SELECTED PASSAGE –

▬▬▬▬▬▬▬▬▬▬

These “best-performers” would be selected based on their records in three areas --
ruling justly, investing in people, and pursuing sound economic policies.
In FY2006, Jordan was listed by the Millennium Challenge Corporation (MCC)
as a threshold country in the lower middle-income bracket. On September 12, 2006,
the MCC's Board of Directors approved up to $25 million in Threshold Program
assistance for Jordan. These funds may be used to accelerate domestic reforms to
allow Jordan to qualify for the MCC's larger Compact funding program. MCC

CRS-22
Compact grants may be as large as several hundred million dollars. The MCC funds
may be used to support Jordan's reform efforts to increase government transparency
and accountability and enhance the efficiency and effectiveness of customs
administration. According to the MCC, the Jordan Threshold Program will, among
other things, provide technical assistance and training to increase participation in
local elections and institute programs to improve relations and collaboration among
municipalities, citizens, and the private sector in 9 of Jordan's 99 municipalities.
USAID is the main U.S. government agency charged with implementing the Jordan
Threshold Program.
In November 2005, the Millennium Challenge Corporation (MCC) suspended
Yemen's eligibility for assistance under its Threshold Program, concluding that
corruption in the country had increased after Yemen was named as a potential aid
candidate in FY2004. Yemen became eligible to reapply in November 2006 and had
its eligibility reinstated in February 2007, nearly six months after it held what some
observers described as a relatively successful presidential election.

▬▬▬▬▬▬▬▬▬▬

SUPPLIED DATA –
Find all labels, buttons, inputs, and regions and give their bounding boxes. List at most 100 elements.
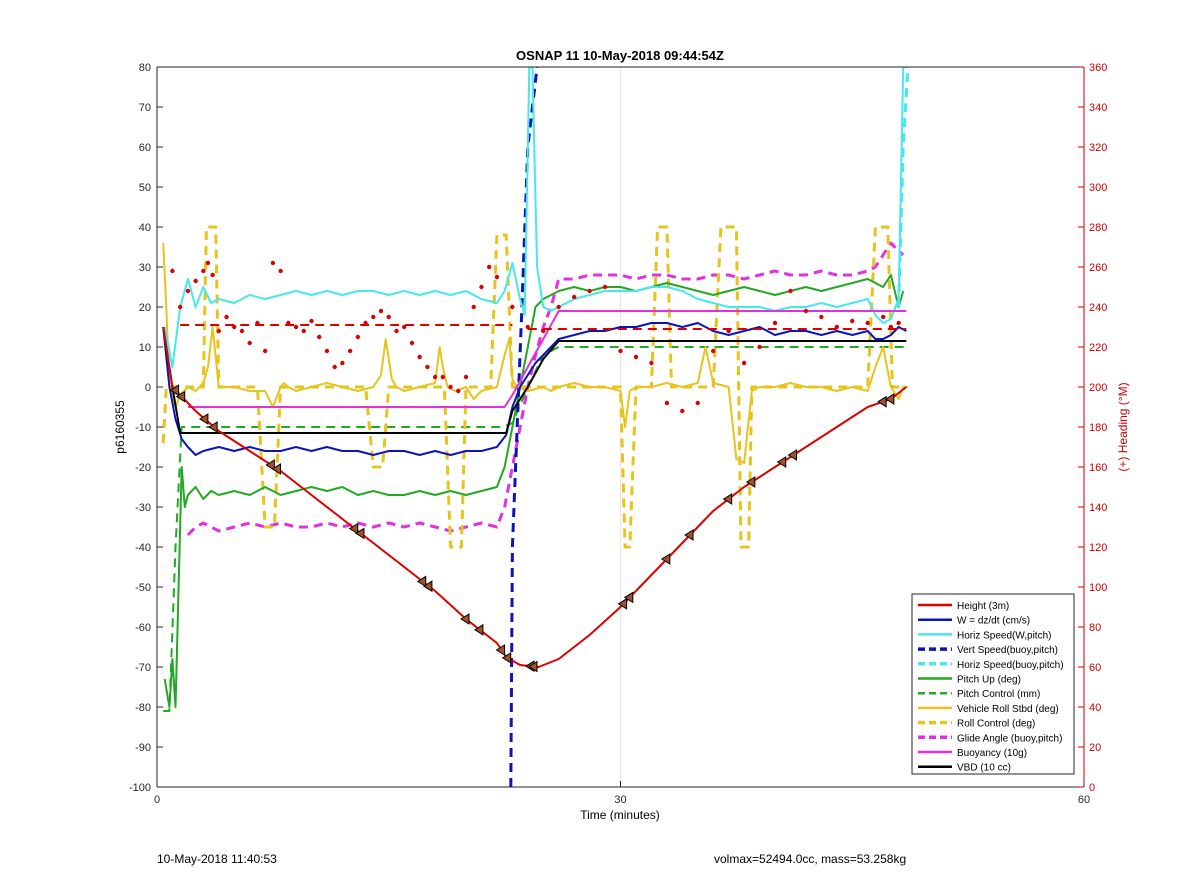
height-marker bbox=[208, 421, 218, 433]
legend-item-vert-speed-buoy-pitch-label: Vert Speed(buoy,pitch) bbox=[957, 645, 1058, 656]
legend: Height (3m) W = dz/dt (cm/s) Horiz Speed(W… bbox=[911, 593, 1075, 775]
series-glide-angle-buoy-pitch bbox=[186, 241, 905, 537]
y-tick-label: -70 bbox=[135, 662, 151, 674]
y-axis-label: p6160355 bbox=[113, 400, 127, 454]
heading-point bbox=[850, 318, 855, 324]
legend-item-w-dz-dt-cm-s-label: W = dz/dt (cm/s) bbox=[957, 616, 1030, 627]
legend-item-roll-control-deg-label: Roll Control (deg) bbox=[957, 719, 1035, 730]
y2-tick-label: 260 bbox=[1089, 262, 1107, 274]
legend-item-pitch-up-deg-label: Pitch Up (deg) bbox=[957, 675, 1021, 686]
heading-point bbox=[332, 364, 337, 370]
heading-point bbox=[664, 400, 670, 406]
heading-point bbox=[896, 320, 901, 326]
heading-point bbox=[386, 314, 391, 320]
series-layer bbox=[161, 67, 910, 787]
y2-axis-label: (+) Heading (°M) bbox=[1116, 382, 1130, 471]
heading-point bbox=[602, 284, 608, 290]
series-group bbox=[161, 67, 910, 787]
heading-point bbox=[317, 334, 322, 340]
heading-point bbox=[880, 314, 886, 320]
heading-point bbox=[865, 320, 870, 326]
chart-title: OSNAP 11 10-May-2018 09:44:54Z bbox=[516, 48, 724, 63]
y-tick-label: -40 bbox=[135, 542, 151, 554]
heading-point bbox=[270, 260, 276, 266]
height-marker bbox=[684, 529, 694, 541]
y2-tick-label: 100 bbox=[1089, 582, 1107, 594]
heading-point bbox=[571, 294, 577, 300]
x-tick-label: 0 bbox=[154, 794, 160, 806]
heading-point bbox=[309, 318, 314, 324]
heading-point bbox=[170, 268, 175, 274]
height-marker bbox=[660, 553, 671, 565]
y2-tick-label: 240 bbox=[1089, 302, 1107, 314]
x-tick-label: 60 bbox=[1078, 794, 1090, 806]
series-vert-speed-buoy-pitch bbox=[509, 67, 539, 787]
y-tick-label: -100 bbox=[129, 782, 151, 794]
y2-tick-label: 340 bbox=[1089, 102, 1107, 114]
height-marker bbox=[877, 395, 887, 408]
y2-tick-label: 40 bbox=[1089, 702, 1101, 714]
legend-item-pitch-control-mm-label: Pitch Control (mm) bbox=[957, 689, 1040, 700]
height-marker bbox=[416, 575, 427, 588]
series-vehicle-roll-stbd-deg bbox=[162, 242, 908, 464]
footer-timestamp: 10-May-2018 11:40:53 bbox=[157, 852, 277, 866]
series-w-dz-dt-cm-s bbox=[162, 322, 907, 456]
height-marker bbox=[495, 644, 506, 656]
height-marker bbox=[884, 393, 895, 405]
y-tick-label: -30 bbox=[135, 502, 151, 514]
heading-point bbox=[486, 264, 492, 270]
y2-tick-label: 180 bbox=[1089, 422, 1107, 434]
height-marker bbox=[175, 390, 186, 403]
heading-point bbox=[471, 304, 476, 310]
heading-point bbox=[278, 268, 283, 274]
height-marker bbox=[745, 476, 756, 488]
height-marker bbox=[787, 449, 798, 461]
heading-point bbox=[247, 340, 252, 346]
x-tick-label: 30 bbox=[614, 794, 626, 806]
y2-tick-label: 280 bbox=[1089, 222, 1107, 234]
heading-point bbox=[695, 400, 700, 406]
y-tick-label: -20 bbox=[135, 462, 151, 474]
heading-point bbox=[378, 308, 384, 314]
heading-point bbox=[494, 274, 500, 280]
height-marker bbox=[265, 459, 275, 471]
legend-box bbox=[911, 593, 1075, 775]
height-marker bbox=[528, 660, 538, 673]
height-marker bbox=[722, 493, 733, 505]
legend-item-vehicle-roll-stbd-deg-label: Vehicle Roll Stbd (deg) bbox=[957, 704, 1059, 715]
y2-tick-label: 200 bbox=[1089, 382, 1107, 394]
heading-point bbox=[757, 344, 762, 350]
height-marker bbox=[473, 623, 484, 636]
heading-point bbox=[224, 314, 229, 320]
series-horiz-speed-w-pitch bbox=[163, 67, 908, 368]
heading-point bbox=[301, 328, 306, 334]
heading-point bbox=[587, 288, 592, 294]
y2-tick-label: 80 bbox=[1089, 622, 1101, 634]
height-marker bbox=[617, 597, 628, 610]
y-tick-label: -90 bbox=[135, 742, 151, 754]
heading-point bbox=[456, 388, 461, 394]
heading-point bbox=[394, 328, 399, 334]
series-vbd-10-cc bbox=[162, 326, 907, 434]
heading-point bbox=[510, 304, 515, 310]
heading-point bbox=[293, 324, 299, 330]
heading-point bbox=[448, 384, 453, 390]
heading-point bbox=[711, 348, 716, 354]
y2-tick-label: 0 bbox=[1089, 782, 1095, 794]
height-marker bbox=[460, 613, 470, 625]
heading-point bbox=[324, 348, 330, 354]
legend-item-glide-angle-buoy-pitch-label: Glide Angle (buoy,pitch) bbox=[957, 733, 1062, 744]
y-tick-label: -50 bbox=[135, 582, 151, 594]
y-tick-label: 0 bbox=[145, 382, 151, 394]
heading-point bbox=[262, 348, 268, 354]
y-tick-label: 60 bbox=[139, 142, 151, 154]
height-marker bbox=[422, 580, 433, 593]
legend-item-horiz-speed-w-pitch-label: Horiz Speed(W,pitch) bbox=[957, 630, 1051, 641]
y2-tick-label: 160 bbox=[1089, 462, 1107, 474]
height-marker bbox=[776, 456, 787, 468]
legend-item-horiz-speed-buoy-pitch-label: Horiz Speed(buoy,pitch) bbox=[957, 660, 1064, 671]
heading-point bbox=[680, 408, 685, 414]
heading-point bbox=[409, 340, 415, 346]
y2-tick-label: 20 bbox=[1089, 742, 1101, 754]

▬▬▬▬▬▬▬▬▬▬

DIRECTIONS –
Transcribe the passage on Millennium Challenge Corporation aid, everything from "In November 2005, the" down to "successful presidential election.".

EXERCISE SOLUTION –
In November 2005, the Millennium Challenge Corporation (MCC) suspended
Yemen's eligibility for assistance under its Threshold Program, concluding that
corruption in the country had increased after Yemen was named as a potential aid
candidate in FY2004. Yemen became eligible to reapply in November 2006 and had
its eligibility reinstated in February 2007, nearly six months after it held what some
observers described as a relatively successful presidential election.